* Start PROVIDED ENTRIES *
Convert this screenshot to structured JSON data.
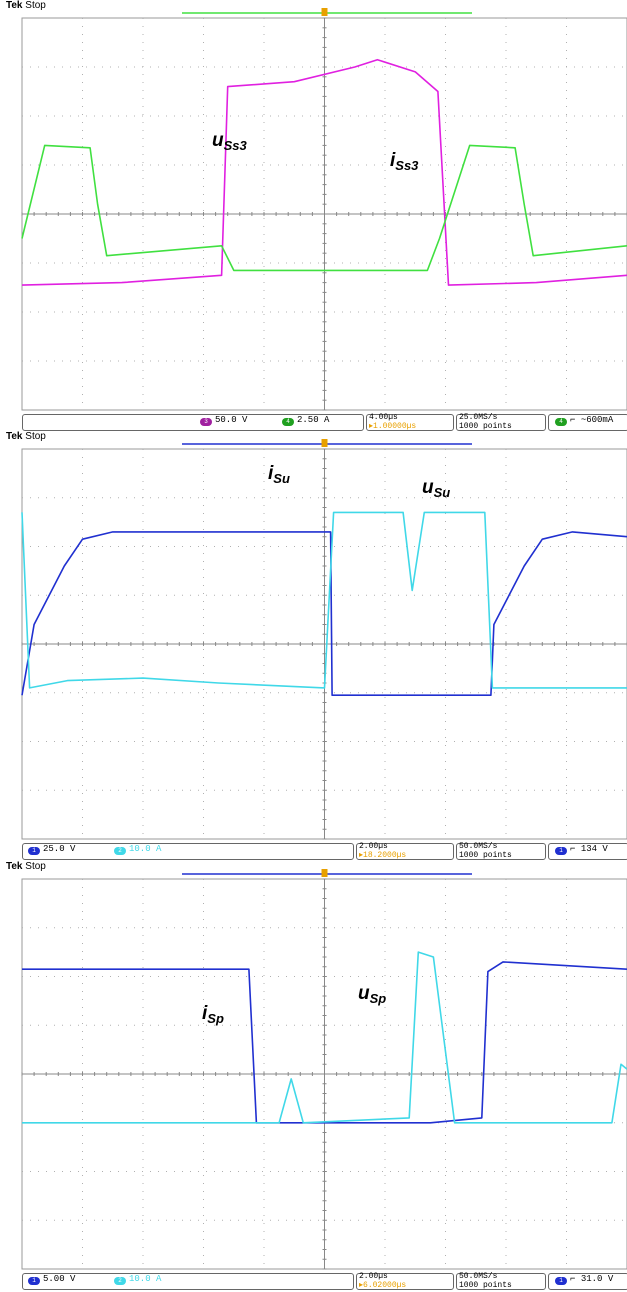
{
  "colors": {
    "magenta": "#e020e0",
    "green": "#40e040",
    "blue": "#2030d0",
    "cyan": "#40d8e8",
    "orange": "#e8a000",
    "grid": "#b0b0b0"
  },
  "tek_label": "Tek",
  "stop_label": "Stop",
  "panels": [
    {
      "annotations": [
        {
          "main": "u",
          "sub": "Ss3",
          "color": "#e020e0"
        },
        {
          "main": "i",
          "sub": "Ss3",
          "color": "#40e040"
        }
      ],
      "status": {
        "ch_a": {
          "num": "3",
          "scale": "50.0 V",
          "color": "#a020a0"
        },
        "ch_b": {
          "num": "4",
          "scale": "2.50 A",
          "color": "#20a020"
        },
        "timebase": "4.00µs",
        "delay": "▸1.00000µs",
        "rate": "25.0MS/s",
        "points": "1000 points",
        "trigger_ch": "4",
        "trigger_level": "~600mA"
      },
      "chart_data": {
        "type": "line",
        "x_unit": "µs",
        "xlim": [
          0,
          40
        ],
        "series": [
          {
            "name": "uSs3",
            "values_div": [
              [
                0,
                -1.45
              ],
              [
                6.6,
                -1.4
              ],
              [
                13.2,
                -1.25
              ],
              [
                13.6,
                2.6
              ],
              [
                18,
                2.7
              ],
              [
                22,
                3.0
              ],
              [
                23.5,
                3.15
              ],
              [
                26,
                2.9
              ],
              [
                27.5,
                2.5
              ],
              [
                28.2,
                -1.45
              ],
              [
                34,
                -1.4
              ],
              [
                40,
                -1.25
              ]
            ]
          },
          {
            "name": "iSs3",
            "values_div": [
              [
                0,
                -0.5
              ],
              [
                1.5,
                1.4
              ],
              [
                4.5,
                1.35
              ],
              [
                5,
                0.2
              ],
              [
                5.6,
                -0.85
              ],
              [
                13.2,
                -0.65
              ],
              [
                14,
                -1.15
              ],
              [
                26.8,
                -1.15
              ],
              [
                27.6,
                -0.5
              ],
              [
                29.6,
                1.4
              ],
              [
                32.6,
                1.35
              ],
              [
                33.2,
                0.2
              ],
              [
                33.8,
                -0.85
              ],
              [
                40,
                -0.65
              ]
            ]
          }
        ]
      }
    },
    {
      "annotations": [
        {
          "main": "i",
          "sub": "Su",
          "color": "#40d8e8"
        },
        {
          "main": "u",
          "sub": "Su",
          "color": "#2030d0"
        }
      ],
      "status": {
        "ch_a": {
          "num": "1",
          "scale": "25.0 V",
          "color": "#2030d0"
        },
        "ch_b": {
          "num": "2",
          "scale": "10.0 A",
          "color": "#40d8e8"
        },
        "timebase": "2.00µs",
        "delay": "▸18.2000µs",
        "rate": "50.0MS/s",
        "points": "1000 points",
        "trigger_ch": "1",
        "trigger_level": "134 V"
      },
      "chart_data": {
        "type": "line",
        "x_unit": "µs",
        "xlim": [
          0,
          20
        ],
        "series": [
          {
            "name": "uSu",
            "values_div": [
              [
                0,
                -1.05
              ],
              [
                0.4,
                0.4
              ],
              [
                1.4,
                1.6
              ],
              [
                2,
                2.15
              ],
              [
                3,
                2.3
              ],
              [
                6.5,
                2.3
              ],
              [
                10.2,
                2.3
              ],
              [
                10.25,
                -1.05
              ],
              [
                15.5,
                -1.05
              ],
              [
                15.6,
                0.4
              ],
              [
                16.6,
                1.6
              ],
              [
                17.2,
                2.15
              ],
              [
                18.2,
                2.3
              ],
              [
                20,
                2.2
              ]
            ]
          },
          {
            "name": "iSu",
            "values_div": [
              [
                0,
                2.7
              ],
              [
                0.25,
                -0.9
              ],
              [
                1.5,
                -0.75
              ],
              [
                4,
                -0.7
              ],
              [
                6.5,
                -0.8
              ],
              [
                10,
                -0.9
              ],
              [
                10.3,
                2.7
              ],
              [
                12.6,
                2.7
              ],
              [
                12.9,
                1.1
              ],
              [
                13.3,
                2.7
              ],
              [
                15.3,
                2.7
              ],
              [
                15.55,
                -0.9
              ],
              [
                20,
                -0.9
              ]
            ]
          }
        ]
      }
    },
    {
      "annotations": [
        {
          "main": "i",
          "sub": "Sp",
          "color": "#40d8e8"
        },
        {
          "main": "u",
          "sub": "Sp",
          "color": "#2030d0"
        }
      ],
      "status": {
        "ch_a": {
          "num": "1",
          "scale": "5.00 V",
          "color": "#2030d0"
        },
        "ch_b": {
          "num": "2",
          "scale": "10.0 A",
          "color": "#40d8e8"
        },
        "timebase": "2.00µs",
        "delay": "▸6.02000µs",
        "rate": "50.0MS/s",
        "points": "1000 points",
        "trigger_ch": "1",
        "trigger_level": "31.0 V"
      },
      "chart_data": {
        "type": "line",
        "x_unit": "µs",
        "xlim": [
          0,
          20
        ],
        "series": [
          {
            "name": "uSp",
            "values_div": [
              [
                0,
                2.15
              ],
              [
                7.5,
                2.15
              ],
              [
                7.75,
                -1.0
              ],
              [
                13.5,
                -1.0
              ],
              [
                15.2,
                -0.9
              ],
              [
                15.4,
                2.1
              ],
              [
                15.9,
                2.3
              ],
              [
                20,
                2.15
              ]
            ]
          },
          {
            "name": "iSp",
            "values_div": [
              [
                0,
                -1.0
              ],
              [
                8.5,
                -1.0
              ],
              [
                8.9,
                -0.1
              ],
              [
                9.3,
                -1.0
              ],
              [
                12.8,
                -0.9
              ],
              [
                13.1,
                2.5
              ],
              [
                13.6,
                2.4
              ],
              [
                14.3,
                -1.0
              ],
              [
                19.5,
                -1.0
              ],
              [
                19.8,
                0.2
              ],
              [
                20,
                0.1
              ]
            ]
          }
        ]
      }
    }
  ]
}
* End PROVIDED ENTRIES *
Look through the listing above. Pick out each line with "scale" and copy it.

          "scale": "50.0 V",
          "scale": "2.50 A",
          "scale": "25.0 V",
          "scale": "10.0 A",
          "scale": "5.00 V",
          "scale": "10.0 A",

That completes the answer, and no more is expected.